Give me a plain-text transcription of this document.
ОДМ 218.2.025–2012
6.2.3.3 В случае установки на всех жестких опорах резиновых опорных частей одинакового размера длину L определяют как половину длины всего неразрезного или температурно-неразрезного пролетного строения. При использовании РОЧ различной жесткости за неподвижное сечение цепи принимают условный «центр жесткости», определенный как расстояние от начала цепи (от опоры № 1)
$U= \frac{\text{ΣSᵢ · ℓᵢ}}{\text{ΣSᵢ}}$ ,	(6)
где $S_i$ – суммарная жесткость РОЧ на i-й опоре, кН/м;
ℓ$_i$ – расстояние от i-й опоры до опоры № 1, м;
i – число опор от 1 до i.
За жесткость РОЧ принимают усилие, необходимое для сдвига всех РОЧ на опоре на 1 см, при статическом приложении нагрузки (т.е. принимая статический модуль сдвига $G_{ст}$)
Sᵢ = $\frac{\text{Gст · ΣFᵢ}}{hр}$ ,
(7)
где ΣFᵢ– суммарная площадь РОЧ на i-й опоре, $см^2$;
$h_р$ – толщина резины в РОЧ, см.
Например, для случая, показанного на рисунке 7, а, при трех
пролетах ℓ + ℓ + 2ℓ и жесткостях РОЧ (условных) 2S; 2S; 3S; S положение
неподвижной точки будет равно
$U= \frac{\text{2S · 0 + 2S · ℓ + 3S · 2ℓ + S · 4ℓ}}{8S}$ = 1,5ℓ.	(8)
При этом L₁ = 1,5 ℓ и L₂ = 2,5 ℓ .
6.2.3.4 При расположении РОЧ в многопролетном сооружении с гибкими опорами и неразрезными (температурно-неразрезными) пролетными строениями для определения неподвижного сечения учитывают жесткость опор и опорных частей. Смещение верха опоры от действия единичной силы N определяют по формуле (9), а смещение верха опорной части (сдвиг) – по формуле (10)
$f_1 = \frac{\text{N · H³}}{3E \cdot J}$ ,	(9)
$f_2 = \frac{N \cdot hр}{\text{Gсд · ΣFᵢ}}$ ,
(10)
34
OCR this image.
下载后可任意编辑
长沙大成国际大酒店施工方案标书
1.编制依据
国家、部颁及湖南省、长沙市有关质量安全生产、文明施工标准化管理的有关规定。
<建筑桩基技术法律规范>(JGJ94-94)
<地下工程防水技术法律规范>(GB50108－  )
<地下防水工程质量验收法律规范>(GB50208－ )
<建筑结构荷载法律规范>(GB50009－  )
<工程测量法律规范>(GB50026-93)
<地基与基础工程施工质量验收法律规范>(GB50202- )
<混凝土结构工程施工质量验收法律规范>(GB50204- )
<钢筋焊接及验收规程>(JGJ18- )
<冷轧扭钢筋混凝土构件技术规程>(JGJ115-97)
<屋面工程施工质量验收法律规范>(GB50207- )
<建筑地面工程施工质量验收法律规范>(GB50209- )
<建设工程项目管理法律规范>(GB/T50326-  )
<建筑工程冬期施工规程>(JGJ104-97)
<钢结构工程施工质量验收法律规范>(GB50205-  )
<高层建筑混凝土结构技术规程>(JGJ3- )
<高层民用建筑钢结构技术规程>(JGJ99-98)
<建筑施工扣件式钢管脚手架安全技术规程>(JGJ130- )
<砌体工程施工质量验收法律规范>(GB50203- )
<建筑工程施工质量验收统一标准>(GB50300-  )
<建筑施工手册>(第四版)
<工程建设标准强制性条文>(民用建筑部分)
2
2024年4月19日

= = = = = = =

== Stated task ==
In the records above, how many lines hold the string "cdot"? Reply with only the number.

== Solution to the problem ==
2